La 13e édition de la marche parisienne pour la vie s'est distinguée cette année par la jeunesse de ses participants et une nouvelle liberté bienvenue, lors des prises de parole officielles l'indicible a été dit : l’avortement tue.
Avec ses 50 000 participants revendiqués, relégués par la préfecture dans les avenues tranquilles, reliant la porte Dauphine à la place du Trocadéro, la Marche pour la vie a pourtant enfin percé l'omerta médiatique. Du sujet sur LCI en passant par la dépêche somme toute honnête de l'AFP au « papier » du Point (illustré, il est vrai, par une image de la Marche 2018 !) l'éventail était large. L'avortement est de nouveau un sujet. C'est peut-être là le premier le plus grand succès de cette Marche elle rend témoignage à la vérité - ce qui est un bien et une exigence en soi - en rappelant à une culture qui l'a largement occultée que cette vérité existe.
Comme me l'a confié Cécile Edel, présidente de « Choisir la vie » et fondatrice de l'événement, l'autre succès est l'évident renouvellement des générations provie. « C'est vraiment encourageant de voir tant de jeunes - des jeunes qui, il y a 15 ans étaient à peine nés. La flamme du respect de la vie a été transmise ! » Selon les organisateurs, 90 % des participants avaient moins de 35 ans, et une proportion importante de ceux-ci étaient visiblement des adolescents ou de jeunes étudiants.
Mais que dire de l'aggravation inexorable de la situation en France ? « Pourquoi sommes-nous là ? Parce que la France est le seul pays où le taux d'avortement augmente », lance un animateur depuis un camion sonorisé. Et les nouvelles lois bioéthiques veulent l'entraîner encore plus bas. N'y a-t-il pas de quoi se décourager ? Réponse de Cécile Edel : « Du point de vue humain, le découragement peut accompagner l'idée que tout ceci ne porte pas de fruit. Mais j'ai toujours pensé que nous ne raisonnons pas en termes de succès. Nous sommes ici pour faire notre devoir pour porter témoignage du respect dû à toute vie humaine. »
Pour porter cette parole, peu de politiques - alors que le problème est, précisément, politique. On peut manifester contre n'importe quel crime ou délit avec la certitude, hélas, qu'il y a aura toujours des assassins, des voleurs, des escrocs. Autant défiler contre le temps qu'il fait. L'important est de savoir que la loi désigne le bien et punit le mal, et c'est là que le bât blesse : depuis 45 ans en France, la loi tolère, autorise, justifie, fait rembourser et désormais promeut l'avortement comme un droit de l'homme. Car oui, c'est tout nouveau, les hommes aussi peuvent et doivent avorter, c'est l'Organisation mondiale de la santé qui vient de l'affirmer, assurant qu'il faut le dire parce que des femmes qui se pensent hommes tombent enceintes à l'occasion, et recourent à l’IVG.
Avorter étant un droit promu par un nombre considérable de gouvernements et par les plus hautes et plus puissantes organisations internationales, sans compter les ONG les mieux dotées, rappeler que l'avortement tue est devenu un passeport quasi sans retour pour l'inexistence politique. Quand ce n'est pas la persécution.

Extrait des données:
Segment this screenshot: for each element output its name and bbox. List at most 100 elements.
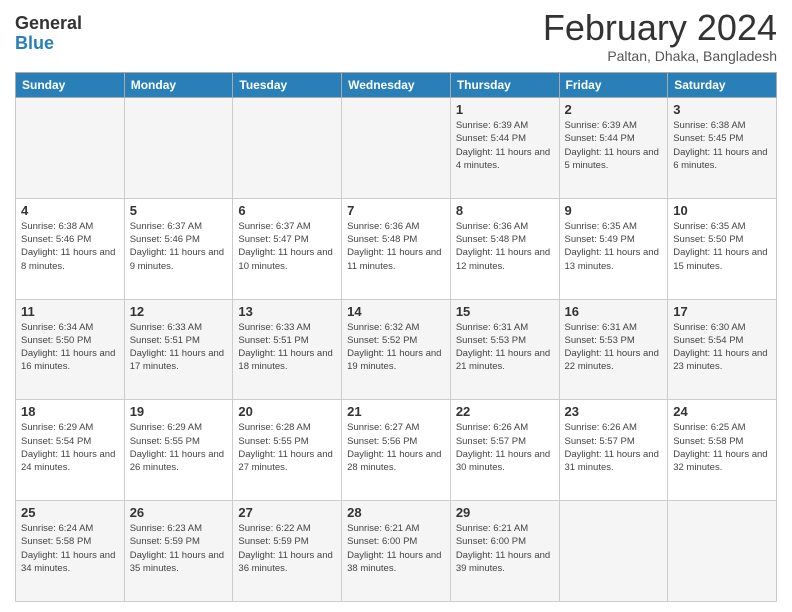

Exercice proposé 1:
D'après le passage sur la Marche pour la vie, quelle part des participants avait moins de 35 ans selon les organisateurs ?
Exercice proposé 2:
Pour chaque affirmation, dites par oui ou par non si elle concorde avec le passage sur la Marche pour la vie, et citez les mots du texte qui tranchent. (a) Le parcours allait de la porte Dauphine à la place du Trocadéro. (b) Le Point a illustré son article avec une image de la Marche 2018. (c) La marche en était à sa 15e édition.

Bonne réponse 1:
Selon les organisateurs, 90 % des participants avaient moins de 35 ans.

Bonne réponse 2:
(a) Oui : « reliant la porte Dauphine à la place du Trocadéro ».
(b) Oui : « illustré, il est vrai, par une image de la Marche 2018 ! ».
(c) Non : « La 13e édition de la marche parisienne pour la vie ».